## WRITTEN REQUEST:
Transcribe the records that follow exactly. Skip the pictures.

=-=-=

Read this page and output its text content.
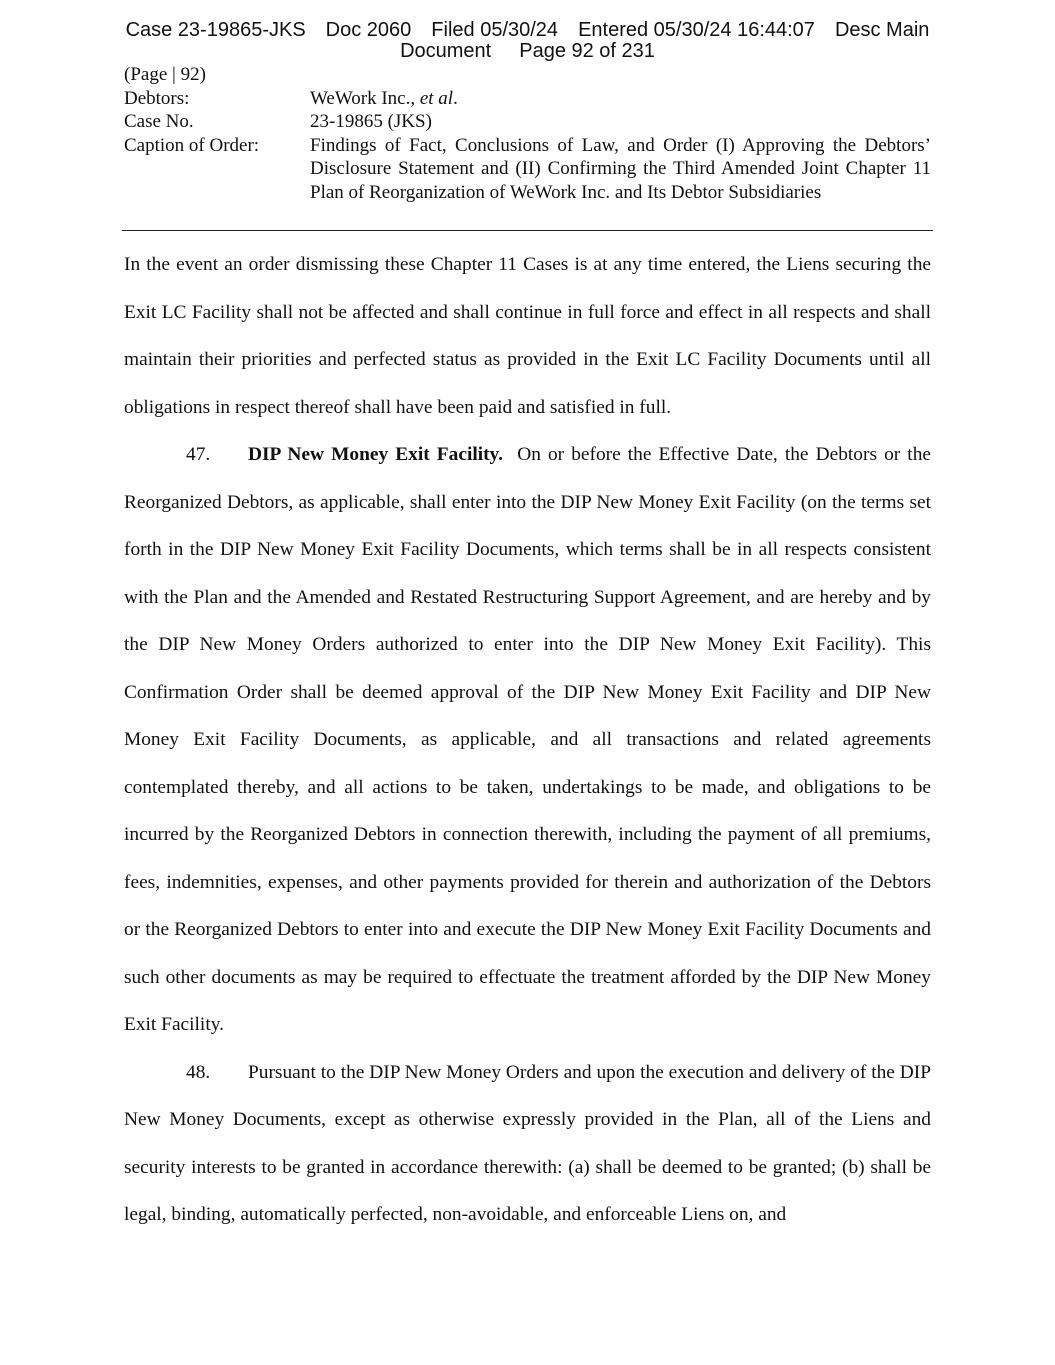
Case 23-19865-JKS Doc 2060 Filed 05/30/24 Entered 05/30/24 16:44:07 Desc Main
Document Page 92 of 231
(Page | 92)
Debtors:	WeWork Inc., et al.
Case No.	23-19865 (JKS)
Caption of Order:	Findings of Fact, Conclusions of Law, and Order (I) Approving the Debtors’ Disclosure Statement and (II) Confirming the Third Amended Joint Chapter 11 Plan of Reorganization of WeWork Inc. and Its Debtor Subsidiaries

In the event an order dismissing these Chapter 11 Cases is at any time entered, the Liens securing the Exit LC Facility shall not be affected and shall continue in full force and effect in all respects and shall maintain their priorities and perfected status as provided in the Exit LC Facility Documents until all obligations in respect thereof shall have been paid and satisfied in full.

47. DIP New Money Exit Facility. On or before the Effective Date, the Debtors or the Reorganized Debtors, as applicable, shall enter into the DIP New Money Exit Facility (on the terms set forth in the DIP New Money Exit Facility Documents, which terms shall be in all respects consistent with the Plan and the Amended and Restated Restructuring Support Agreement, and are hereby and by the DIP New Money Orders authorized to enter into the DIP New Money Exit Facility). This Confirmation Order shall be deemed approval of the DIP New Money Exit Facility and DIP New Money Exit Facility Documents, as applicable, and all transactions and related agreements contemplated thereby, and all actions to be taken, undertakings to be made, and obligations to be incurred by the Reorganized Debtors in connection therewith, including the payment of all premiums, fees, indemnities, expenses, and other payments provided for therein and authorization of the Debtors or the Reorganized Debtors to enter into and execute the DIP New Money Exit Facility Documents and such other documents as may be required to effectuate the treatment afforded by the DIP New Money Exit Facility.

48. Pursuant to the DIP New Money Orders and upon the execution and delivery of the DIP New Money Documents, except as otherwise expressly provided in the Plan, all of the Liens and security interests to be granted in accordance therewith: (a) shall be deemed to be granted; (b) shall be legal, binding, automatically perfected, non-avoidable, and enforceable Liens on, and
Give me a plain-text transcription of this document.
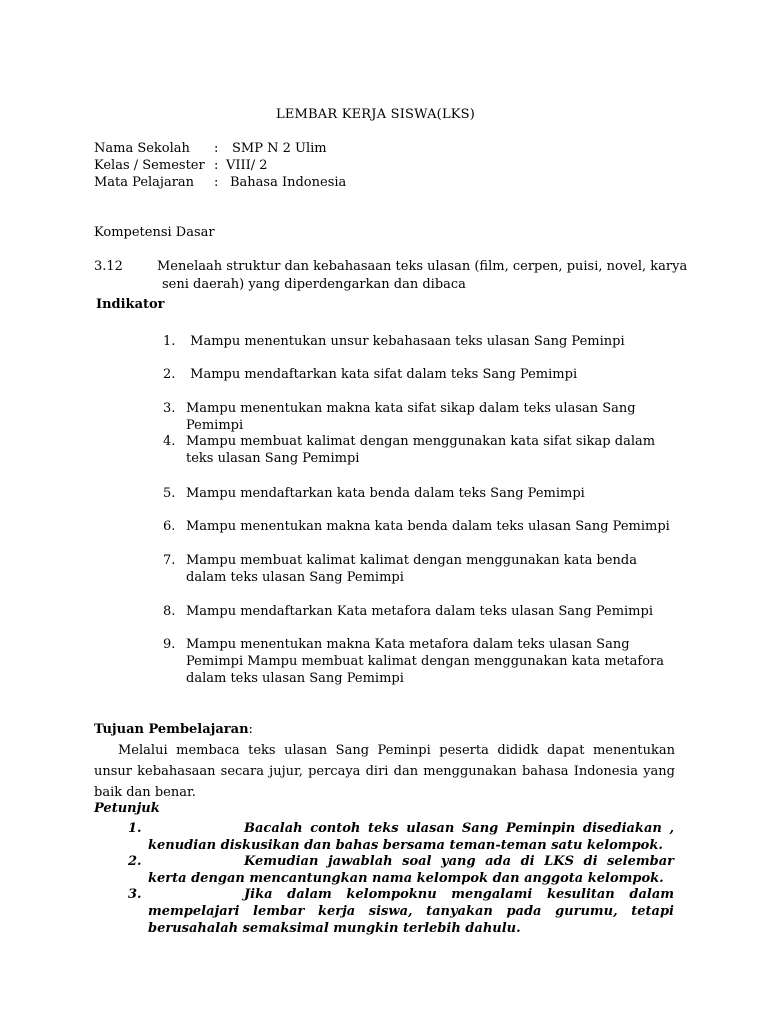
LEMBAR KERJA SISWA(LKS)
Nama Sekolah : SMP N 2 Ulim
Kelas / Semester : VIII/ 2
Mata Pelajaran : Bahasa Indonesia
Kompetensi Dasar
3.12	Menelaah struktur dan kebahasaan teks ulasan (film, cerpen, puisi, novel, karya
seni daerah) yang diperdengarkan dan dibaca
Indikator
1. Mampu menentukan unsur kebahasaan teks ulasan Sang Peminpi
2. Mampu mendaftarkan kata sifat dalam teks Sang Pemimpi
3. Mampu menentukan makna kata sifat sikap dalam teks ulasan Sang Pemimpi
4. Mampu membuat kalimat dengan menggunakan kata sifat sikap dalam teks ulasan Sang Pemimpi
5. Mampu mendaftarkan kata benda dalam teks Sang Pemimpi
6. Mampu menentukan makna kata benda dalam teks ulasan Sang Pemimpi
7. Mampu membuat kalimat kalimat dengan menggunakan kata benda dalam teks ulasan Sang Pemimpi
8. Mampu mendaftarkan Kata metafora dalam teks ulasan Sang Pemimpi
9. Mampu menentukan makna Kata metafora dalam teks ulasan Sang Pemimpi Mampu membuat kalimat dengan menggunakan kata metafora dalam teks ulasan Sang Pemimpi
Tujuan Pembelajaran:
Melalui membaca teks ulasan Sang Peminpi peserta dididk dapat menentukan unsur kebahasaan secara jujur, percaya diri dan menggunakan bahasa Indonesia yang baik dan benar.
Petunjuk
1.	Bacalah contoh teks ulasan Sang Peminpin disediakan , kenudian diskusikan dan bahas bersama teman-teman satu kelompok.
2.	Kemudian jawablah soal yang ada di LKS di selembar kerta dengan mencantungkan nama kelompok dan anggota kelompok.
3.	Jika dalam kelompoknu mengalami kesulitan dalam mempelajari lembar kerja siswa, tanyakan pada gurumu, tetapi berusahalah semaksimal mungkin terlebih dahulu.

=-=-=

## TASK RESULT:
Read this page and output its text content.
Case 23-19865-JKS Doc 2060 Filed 05/30/24 Entered 05/30/24 16:44:07 Desc Main
Document Page 92 of 231
(Page | 92)
Debtors:	WeWork Inc., et al.
Case No.	23-19865 (JKS)
Caption of Order:	Findings of Fact, Conclusions of Law, and Order (I) Approving the Debtors’ Disclosure Statement and (II) Confirming the Third Amended Joint Chapter 11 Plan of Reorganization of WeWork Inc. and Its Debtor Subsidiaries

In the event an order dismissing these Chapter 11 Cases is at any time entered, the Liens securing the Exit LC Facility shall not be affected and shall continue in full force and effect in all respects and shall maintain their priorities and perfected status as provided in the Exit LC Facility Documents until all obligations in respect thereof shall have been paid and satisfied in full.

47. DIP New Money Exit Facility. On or before the Effective Date, the Debtors or the Reorganized Debtors, as applicable, shall enter into the DIP New Money Exit Facility (on the terms set forth in the DIP New Money Exit Facility Documents, which terms shall be in all respects consistent with the Plan and the Amended and Restated Restructuring Support Agreement, and are hereby and by the DIP New Money Orders authorized to enter into the DIP New Money Exit Facility). This Confirmation Order shall be deemed approval of the DIP New Money Exit Facility and DIP New Money Exit Facility Documents, as applicable, and all transactions and related agreements contemplated thereby, and all actions to be taken, undertakings to be made, and obligations to be incurred by the Reorganized Debtors in connection therewith, including the payment of all premiums, fees, indemnities, expenses, and other payments provided for therein and authorization of the Debtors or the Reorganized Debtors to enter into and execute the DIP New Money Exit Facility Documents and such other documents as may be required to effectuate the treatment afforded by the DIP New Money Exit Facility.

48. Pursuant to the DIP New Money Orders and upon the execution and delivery of the DIP New Money Documents, except as otherwise expressly provided in the Plan, all of the Liens and security interests to be granted in accordance therewith: (a) shall be deemed to be granted; (b) shall be legal, binding, automatically perfected, non-avoidable, and enforceable Liens on, and
Give me a plain-text transcription of this document.
LEMBAR KERJA SISWA(LKS)
Nama Sekolah : SMP N 2 Ulim
Kelas / Semester : VIII/ 2
Mata Pelajaran : Bahasa Indonesia
Kompetensi Dasar
3.12	Menelaah struktur dan kebahasaan teks ulasan (film, cerpen, puisi, novel, karya
seni daerah) yang diperdengarkan dan dibaca
Indikator
1. Mampu menentukan unsur kebahasaan teks ulasan Sang Peminpi
2. Mampu mendaftarkan kata sifat dalam teks Sang Pemimpi
3. Mampu menentukan makna kata sifat sikap dalam teks ulasan Sang Pemimpi
4. Mampu membuat kalimat dengan menggunakan kata sifat sikap dalam teks ulasan Sang Pemimpi
5. Mampu mendaftarkan kata benda dalam teks Sang Pemimpi
6. Mampu menentukan makna kata benda dalam teks ulasan Sang Pemimpi
7. Mampu membuat kalimat kalimat dengan menggunakan kata benda dalam teks ulasan Sang Pemimpi
8. Mampu mendaftarkan Kata metafora dalam teks ulasan Sang Pemimpi
9. Mampu menentukan makna Kata metafora dalam teks ulasan Sang Pemimpi Mampu membuat kalimat dengan menggunakan kata metafora dalam teks ulasan Sang Pemimpi
Tujuan Pembelajaran:
Melalui membaca teks ulasan Sang Peminpi peserta dididk dapat menentukan unsur kebahasaan secara jujur, percaya diri dan menggunakan bahasa Indonesia yang baik dan benar.
Petunjuk
1.	Bacalah contoh teks ulasan Sang Peminpin disediakan , kenudian diskusikan dan bahas bersama teman-teman satu kelompok.
2.	Kemudian jawablah soal yang ada di LKS di selembar kerta dengan mencantungkan nama kelompok dan anggota kelompok.
3.	Jika dalam kelompoknu mengalami kesulitan dalam mempelajari lembar kerja siswa, tanyakan pada gurumu, tetapi berusahalah semaksimal mungkin terlebih dahulu.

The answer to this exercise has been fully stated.